(Dataset listings of figures)
## begin

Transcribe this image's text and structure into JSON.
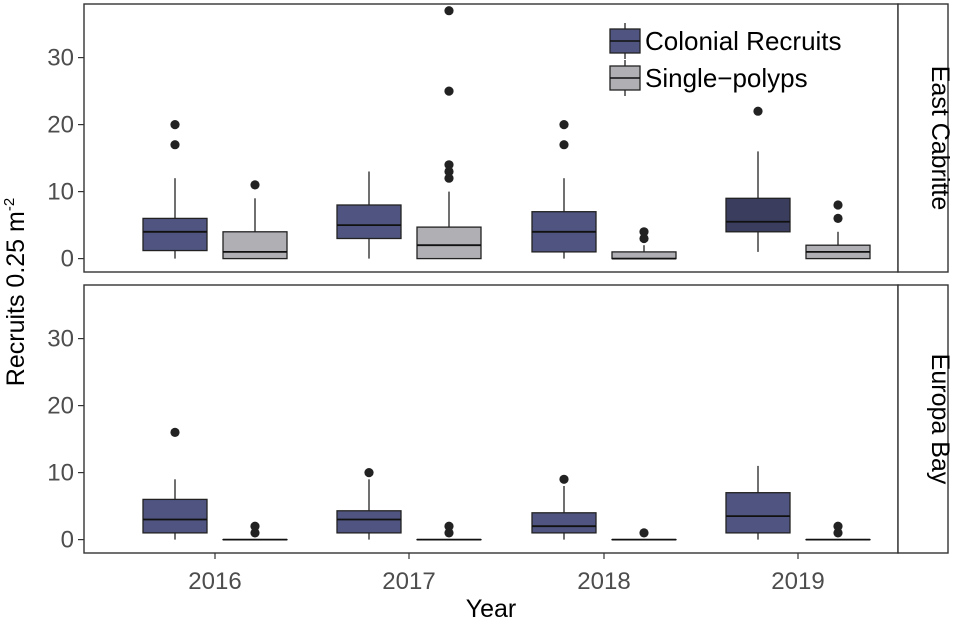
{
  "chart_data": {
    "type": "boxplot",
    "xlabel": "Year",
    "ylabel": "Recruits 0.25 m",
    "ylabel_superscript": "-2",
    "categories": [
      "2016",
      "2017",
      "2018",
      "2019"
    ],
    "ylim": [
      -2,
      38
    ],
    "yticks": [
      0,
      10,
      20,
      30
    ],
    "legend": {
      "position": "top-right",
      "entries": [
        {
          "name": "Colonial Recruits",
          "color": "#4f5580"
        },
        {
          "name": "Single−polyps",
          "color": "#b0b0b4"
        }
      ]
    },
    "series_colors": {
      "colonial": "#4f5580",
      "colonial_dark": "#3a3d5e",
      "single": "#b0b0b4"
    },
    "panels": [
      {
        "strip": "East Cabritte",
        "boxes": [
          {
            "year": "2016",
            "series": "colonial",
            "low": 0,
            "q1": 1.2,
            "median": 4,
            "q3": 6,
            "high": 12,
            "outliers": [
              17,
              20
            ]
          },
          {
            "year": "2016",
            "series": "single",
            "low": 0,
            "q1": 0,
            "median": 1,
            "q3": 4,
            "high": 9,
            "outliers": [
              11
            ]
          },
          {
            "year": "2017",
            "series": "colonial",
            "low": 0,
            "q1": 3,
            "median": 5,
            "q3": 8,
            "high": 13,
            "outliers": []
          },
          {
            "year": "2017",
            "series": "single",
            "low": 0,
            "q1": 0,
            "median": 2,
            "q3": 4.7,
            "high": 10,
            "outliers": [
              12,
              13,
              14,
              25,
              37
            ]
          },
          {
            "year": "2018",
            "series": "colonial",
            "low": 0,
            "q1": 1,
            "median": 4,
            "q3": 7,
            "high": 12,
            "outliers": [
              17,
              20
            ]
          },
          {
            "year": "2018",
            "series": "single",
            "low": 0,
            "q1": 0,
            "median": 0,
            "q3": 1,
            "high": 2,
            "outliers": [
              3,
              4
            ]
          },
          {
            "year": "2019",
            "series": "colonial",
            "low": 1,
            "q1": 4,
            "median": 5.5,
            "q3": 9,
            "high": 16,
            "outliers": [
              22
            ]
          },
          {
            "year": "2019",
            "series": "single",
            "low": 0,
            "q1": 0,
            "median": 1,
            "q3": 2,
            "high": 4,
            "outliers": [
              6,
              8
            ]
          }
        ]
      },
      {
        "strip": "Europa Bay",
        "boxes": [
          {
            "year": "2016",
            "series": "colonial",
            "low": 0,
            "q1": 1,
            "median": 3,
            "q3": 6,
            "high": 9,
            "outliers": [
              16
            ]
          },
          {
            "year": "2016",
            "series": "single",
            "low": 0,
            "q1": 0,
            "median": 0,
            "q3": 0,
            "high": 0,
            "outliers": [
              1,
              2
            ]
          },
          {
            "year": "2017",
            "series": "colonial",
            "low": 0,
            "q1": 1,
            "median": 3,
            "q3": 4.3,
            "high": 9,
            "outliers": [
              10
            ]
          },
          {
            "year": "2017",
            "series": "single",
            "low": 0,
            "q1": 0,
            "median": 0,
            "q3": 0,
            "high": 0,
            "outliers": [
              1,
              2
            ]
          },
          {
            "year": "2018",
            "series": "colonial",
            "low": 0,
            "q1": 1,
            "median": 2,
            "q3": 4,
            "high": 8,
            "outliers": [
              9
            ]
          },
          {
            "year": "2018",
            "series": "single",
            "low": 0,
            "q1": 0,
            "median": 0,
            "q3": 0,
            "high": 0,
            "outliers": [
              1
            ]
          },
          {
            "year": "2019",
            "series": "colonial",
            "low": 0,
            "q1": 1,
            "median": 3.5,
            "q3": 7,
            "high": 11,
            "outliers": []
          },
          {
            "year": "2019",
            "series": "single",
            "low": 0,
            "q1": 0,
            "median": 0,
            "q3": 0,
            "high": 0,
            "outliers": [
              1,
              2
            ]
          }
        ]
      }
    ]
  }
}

## end

**What is required**
Go through the listing above and locate each line that holds the word "Recruits". Copy those lines.

**Task solution**
    "ylabel": "Recruits 0.25 m",
          "name": "Colonial Recruits",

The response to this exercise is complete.